### Stated task
Find the word "title" in the listing; pull out each line holding it.

────

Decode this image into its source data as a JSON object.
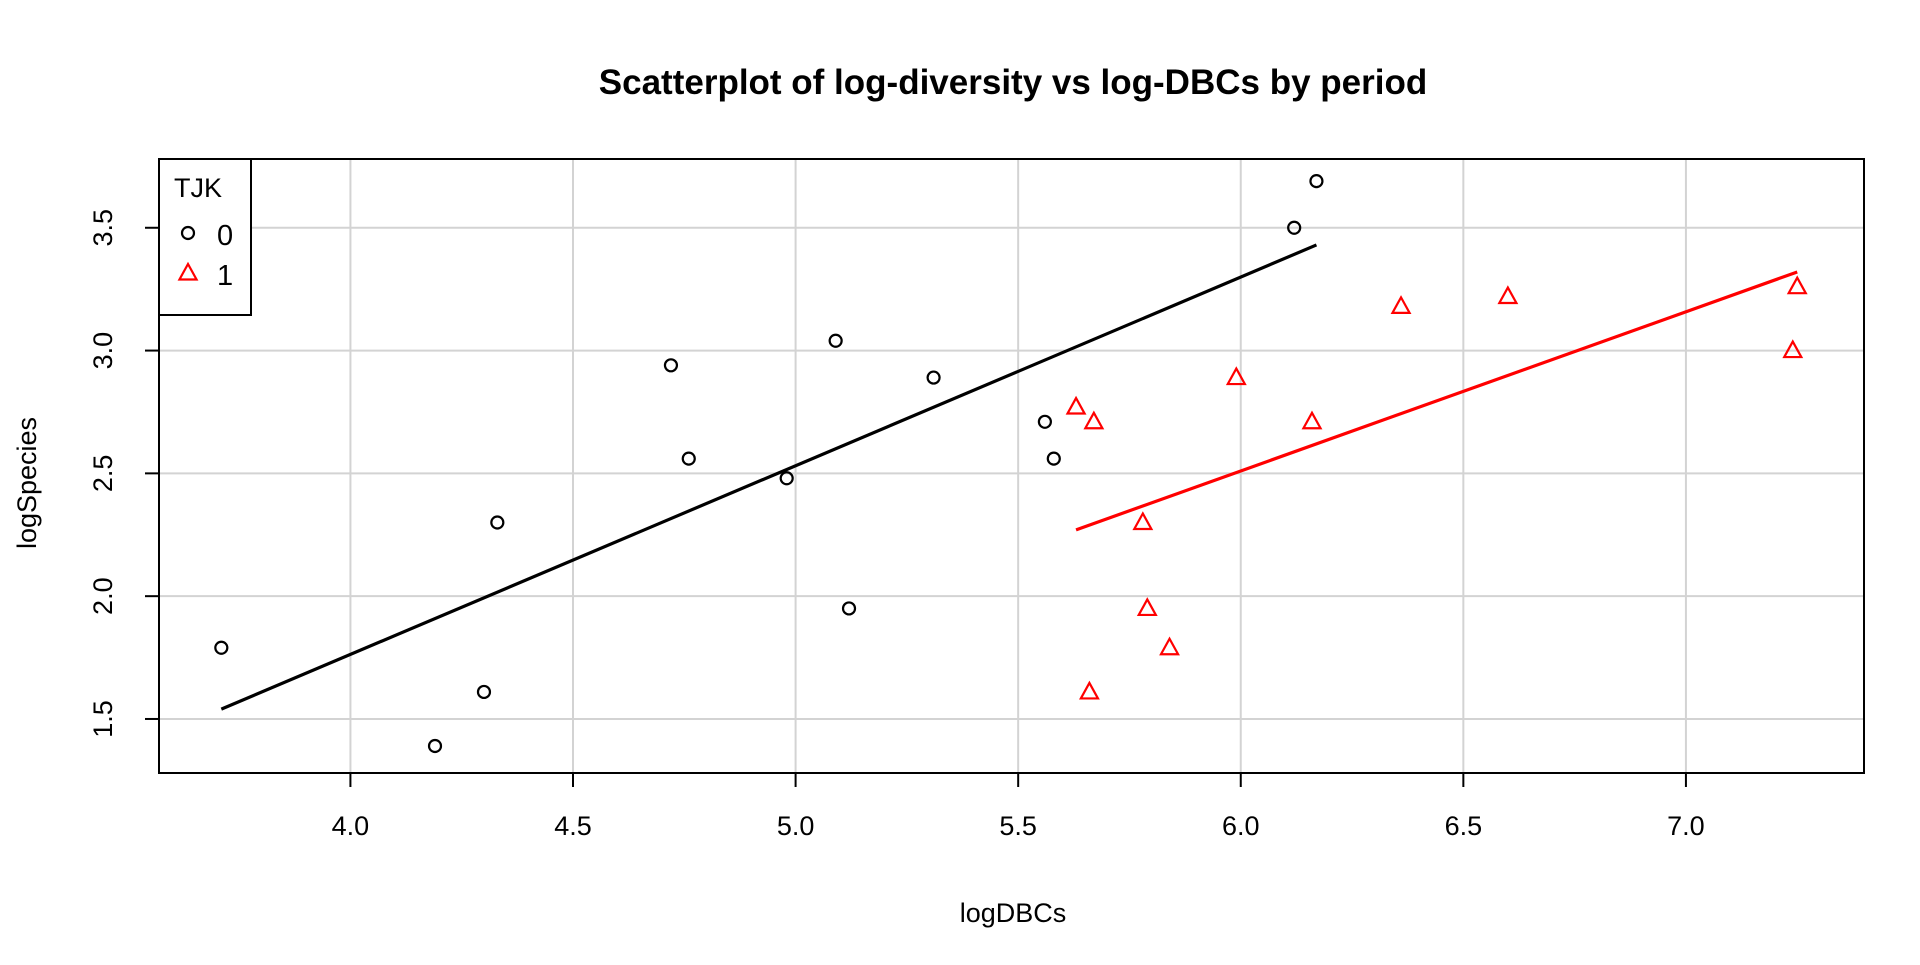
{
  "chart_data": {
    "type": "scatter",
    "title": "Scatterplot of log-diversity vs log-DBCs by period",
    "xlabel": "logDBCs",
    "ylabel": "logSpecies",
    "xlim": [
      3.57,
      7.4
    ],
    "ylim": [
      1.28,
      3.78
    ],
    "x_ticks": [
      4.0,
      4.5,
      5.0,
      5.5,
      6.0,
      6.5,
      7.0
    ],
    "x_tick_labels": [
      "4.0",
      "4.5",
      "5.0",
      "5.5",
      "6.0",
      "6.5",
      "7.0"
    ],
    "y_ticks": [
      1.5,
      2.0,
      2.5,
      3.0,
      3.5
    ],
    "y_tick_labels": [
      "1.5",
      "2.0",
      "2.5",
      "3.0",
      "3.5"
    ],
    "grid": true,
    "legend": {
      "title": "TJK",
      "position": "top-left"
    },
    "series": [
      {
        "name": "0",
        "color": "#000000",
        "marker": "circle",
        "x": [
          3.71,
          4.19,
          4.3,
          4.33,
          4.72,
          4.76,
          4.98,
          5.09,
          5.12,
          5.31,
          5.56,
          5.58,
          6.12,
          6.17
        ],
        "y": [
          1.79,
          1.39,
          1.61,
          2.3,
          2.94,
          2.56,
          2.48,
          3.04,
          1.95,
          2.89,
          2.71,
          2.56,
          3.5,
          3.69
        ],
        "fit": {
          "x": [
            3.71,
            6.17
          ],
          "y": [
            1.54,
            3.43
          ]
        }
      },
      {
        "name": "1",
        "color": "#ff0000",
        "marker": "triangle",
        "x": [
          5.63,
          5.66,
          5.67,
          5.78,
          5.79,
          5.84,
          5.99,
          6.16,
          6.36,
          6.6,
          7.24,
          7.25
        ],
        "y": [
          2.77,
          1.61,
          2.71,
          2.3,
          1.95,
          1.79,
          2.89,
          2.71,
          3.18,
          3.22,
          3.0,
          3.26
        ],
        "fit": {
          "x": [
            5.63,
            7.25
          ],
          "y": [
            2.27,
            3.32
          ]
        }
      }
    ]
  }
}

────

### Complete answer
    "title": "Scatterplot of log-diversity vs log-DBCs by period",
      "title": "TJK",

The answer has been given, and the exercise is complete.